Input data -
----------
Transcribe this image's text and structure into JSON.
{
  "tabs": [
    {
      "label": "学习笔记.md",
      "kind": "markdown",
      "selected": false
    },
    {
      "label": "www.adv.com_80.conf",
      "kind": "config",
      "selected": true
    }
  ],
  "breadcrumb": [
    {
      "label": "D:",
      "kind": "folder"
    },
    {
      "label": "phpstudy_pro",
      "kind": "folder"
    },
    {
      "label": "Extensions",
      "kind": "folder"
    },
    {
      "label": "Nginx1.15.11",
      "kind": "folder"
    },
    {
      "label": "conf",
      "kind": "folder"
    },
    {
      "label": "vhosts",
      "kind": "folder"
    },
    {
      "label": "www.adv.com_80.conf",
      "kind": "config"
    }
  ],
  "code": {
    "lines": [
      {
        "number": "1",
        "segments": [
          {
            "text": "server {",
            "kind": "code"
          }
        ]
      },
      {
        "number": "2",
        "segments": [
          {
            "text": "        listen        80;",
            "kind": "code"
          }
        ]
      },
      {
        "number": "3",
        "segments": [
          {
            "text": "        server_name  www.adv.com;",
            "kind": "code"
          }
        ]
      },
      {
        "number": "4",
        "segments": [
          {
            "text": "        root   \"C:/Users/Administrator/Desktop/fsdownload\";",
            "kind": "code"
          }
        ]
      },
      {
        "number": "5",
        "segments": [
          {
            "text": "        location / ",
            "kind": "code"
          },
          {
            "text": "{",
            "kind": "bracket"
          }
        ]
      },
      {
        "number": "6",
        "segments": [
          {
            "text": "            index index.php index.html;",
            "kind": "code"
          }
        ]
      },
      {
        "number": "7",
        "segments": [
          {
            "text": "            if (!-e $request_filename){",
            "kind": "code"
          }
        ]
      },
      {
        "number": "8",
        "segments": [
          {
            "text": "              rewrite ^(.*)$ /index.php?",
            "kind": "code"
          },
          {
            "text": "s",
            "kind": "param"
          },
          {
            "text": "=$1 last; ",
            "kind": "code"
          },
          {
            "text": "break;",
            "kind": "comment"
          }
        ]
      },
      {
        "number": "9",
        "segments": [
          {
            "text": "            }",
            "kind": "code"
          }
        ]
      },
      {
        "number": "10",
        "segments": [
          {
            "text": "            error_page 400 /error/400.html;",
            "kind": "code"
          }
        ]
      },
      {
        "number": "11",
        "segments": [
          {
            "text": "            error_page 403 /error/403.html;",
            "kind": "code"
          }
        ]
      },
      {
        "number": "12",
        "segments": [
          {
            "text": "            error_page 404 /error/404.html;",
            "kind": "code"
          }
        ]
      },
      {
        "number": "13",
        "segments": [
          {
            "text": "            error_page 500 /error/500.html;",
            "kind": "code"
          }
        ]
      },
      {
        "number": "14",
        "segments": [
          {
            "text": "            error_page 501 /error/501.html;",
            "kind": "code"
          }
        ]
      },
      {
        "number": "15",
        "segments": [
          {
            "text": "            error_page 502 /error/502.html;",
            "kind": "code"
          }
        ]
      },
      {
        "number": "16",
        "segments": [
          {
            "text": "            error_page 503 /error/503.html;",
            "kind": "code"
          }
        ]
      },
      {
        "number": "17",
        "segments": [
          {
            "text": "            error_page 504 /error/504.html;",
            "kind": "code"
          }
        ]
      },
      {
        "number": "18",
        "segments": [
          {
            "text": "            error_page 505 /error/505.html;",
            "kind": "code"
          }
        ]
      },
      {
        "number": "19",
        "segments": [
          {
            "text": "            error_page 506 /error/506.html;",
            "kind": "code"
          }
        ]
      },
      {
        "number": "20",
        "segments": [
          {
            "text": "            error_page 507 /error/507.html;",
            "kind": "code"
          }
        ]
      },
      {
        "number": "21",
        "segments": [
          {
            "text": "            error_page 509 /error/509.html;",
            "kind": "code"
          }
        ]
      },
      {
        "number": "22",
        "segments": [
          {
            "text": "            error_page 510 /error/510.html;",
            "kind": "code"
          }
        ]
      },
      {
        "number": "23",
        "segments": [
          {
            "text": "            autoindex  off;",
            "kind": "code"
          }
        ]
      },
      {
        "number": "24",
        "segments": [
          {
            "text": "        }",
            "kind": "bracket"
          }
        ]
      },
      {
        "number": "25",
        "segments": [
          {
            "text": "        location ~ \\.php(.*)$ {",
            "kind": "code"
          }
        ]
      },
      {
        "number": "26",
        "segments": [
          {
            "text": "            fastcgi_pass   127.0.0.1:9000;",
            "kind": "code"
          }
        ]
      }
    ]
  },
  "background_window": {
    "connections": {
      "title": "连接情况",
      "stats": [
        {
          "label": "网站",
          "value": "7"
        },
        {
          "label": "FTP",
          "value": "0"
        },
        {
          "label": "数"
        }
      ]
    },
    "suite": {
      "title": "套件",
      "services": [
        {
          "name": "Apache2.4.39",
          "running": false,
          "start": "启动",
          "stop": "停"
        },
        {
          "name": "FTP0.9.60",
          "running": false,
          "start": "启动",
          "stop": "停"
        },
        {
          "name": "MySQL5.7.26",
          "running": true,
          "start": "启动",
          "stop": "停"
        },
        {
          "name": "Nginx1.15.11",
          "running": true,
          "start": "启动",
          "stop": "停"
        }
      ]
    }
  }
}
----------
The request - Set down each entry again, unchanged.

Answer for this exercise -
Transcribe this image's text and structure into JSON.
{
  "tabs": [
    {
      "label": "学习笔记.md",
      "kind": "markdown",
      "selected": false
    },
    {
      "label": "www.adv.com_80.conf",
      "kind": "config",
      "selected": true
    }
  ],
  "breadcrumb": [
    {
      "label": "D:",
      "kind": "folder"
    },
    {
      "label": "phpstudy_pro",
      "kind": "folder"
    },
    {
      "label": "Extensions",
      "kind": "folder"
    },
    {
      "label": "Nginx1.15.11",
      "kind": "folder"
    },
    {
      "label": "conf",
      "kind": "folder"
    },
    {
      "label": "vhosts",
      "kind": "folder"
    },
    {
      "label": "www.adv.com_80.conf",
      "kind": "config"
    }
  ],
  "code": {
    "lines": [
      {
        "number": "1",
        "segments": [
          {
            "text": "server {",
            "kind": "code"
          }
        ]
      },
      {
        "number": "2",
        "segments": [
          {
            "text": "        listen        80;",
            "kind": "code"
          }
        ]
      },
      {
        "number": "3",
        "segments": [
          {
            "text": "        server_name  www.adv.com;",
            "kind": "code"
          }
        ]
      },
      {
        "number": "4",
        "segments": [
          {
            "text": "        root   \"C:/Users/Administrator/Desktop/fsdownload\";",
            "kind": "code"
          }
        ]
      },
      {
        "number": "5",
        "segments": [
          {
            "text": "        location / ",
            "kind": "code"
          },
          {
            "text": "{",
            "kind": "bracket"
          }
        ]
      },
      {
        "number": "6",
        "segments": [
          {
            "text": "            index index.php index.html;",
            "kind": "code"
          }
        ]
      },
      {
        "number": "7",
        "segments": [
          {
            "text": "            if (!-e $request_filename){",
            "kind": "code"
          }
        ]
      },
      {
        "number": "8",
        "segments": [
          {
            "text": "              rewrite ^(.*)$ /index.php?",
            "kind": "code"
          },
          {
            "text": "s",
            "kind": "param"
          },
          {
            "text": "=$1 last; ",
            "kind": "code"
          },
          {
            "text": "break;",
            "kind": "comment"
          }
        ]
      },
      {
        "number": "9",
        "segments": [
          {
            "text": "            }",
            "kind": "code"
          }
        ]
      },
      {
        "number": "10",
        "segments": [
          {
            "text": "            error_page 400 /error/400.html;",
            "kind": "code"
          }
        ]
      },
      {
        "number": "11",
        "segments": [
          {
            "text": "            error_page 403 /error/403.html;",
            "kind": "code"
          }
        ]
      },
      {
        "number": "12",
        "segments": [
          {
            "text": "            error_page 404 /error/404.html;",
            "kind": "code"
          }
        ]
      },
      {
        "number": "13",
        "segments": [
          {
            "text": "            error_page 500 /error/500.html;",
            "kind": "code"
          }
        ]
      },
      {
        "number": "14",
        "segments": [
          {
            "text": "            error_page 501 /error/501.html;",
            "kind": "code"
          }
        ]
      },
      {
        "number": "15",
        "segments": [
          {
            "text": "            error_page 502 /error/502.html;",
            "kind": "code"
          }
        ]
      },
      {
        "number": "16",
        "segments": [
          {
            "text": "            error_page 503 /error/503.html;",
            "kind": "code"
          }
        ]
      },
      {
        "number": "17",
        "segments": [
          {
            "text": "            error_page 504 /error/504.html;",
            "kind": "code"
          }
        ]
      },
      {
        "number": "18",
        "segments": [
          {
            "text": "            error_page 505 /error/505.html;",
            "kind": "code"
          }
        ]
      },
      {
        "number": "19",
        "segments": [
          {
            "text": "            error_page 506 /error/506.html;",
            "kind": "code"
          }
        ]
      },
      {
        "number": "20",
        "segments": [
          {
            "text": "            error_page 507 /error/507.html;",
            "kind": "code"
          }
        ]
      },
      {
        "number": "21",
        "segments": [
          {
            "text": "            error_page 509 /error/509.html;",
            "kind": "code"
          }
        ]
      },
      {
        "number": "22",
        "segments": [
          {
            "text": "            error_page 510 /error/510.html;",
            "kind": "code"
          }
        ]
      },
      {
        "number": "23",
        "segments": [
          {
            "text": "            autoindex  off;",
            "kind": "code"
          }
        ]
      },
      {
        "number": "24",
        "segments": [
          {
            "text": "        }",
            "kind": "bracket"
          }
        ]
      },
      {
        "number": "25",
        "segments": [
          {
            "text": "        location ~ \\.php(.*)$ {",
            "kind": "code"
          }
        ]
      },
      {
        "number": "26",
        "segments": [
          {
            "text": "            fastcgi_pass   127.0.0.1:9000;",
            "kind": "code"
          }
        ]
      }
    ]
  },
  "background_window": {
    "connections": {
      "title": "连接情况",
      "stats": [
        {
          "label": "网站",
          "value": "7"
        },
        {
          "label": "FTP",
          "value": "0"
        },
        {
          "label": "数"
        }
      ]
    },
    "suite": {
      "title": "套件",
      "services": [
        {
          "name": "Apache2.4.39",
          "running": false,
          "start": "启动",
          "stop": "停"
        },
        {
          "name": "FTP0.9.60",
          "running": false,
          "start": "启动",
          "stop": "停"
        },
        {
          "name": "MySQL5.7.26",
          "running": true,
          "start": "启动",
          "stop": "停"
        },
        {
          "name": "Nginx1.15.11",
          "running": true,
          "start": "启动",
          "stop": "停"
        }
      ]
    }
  }
}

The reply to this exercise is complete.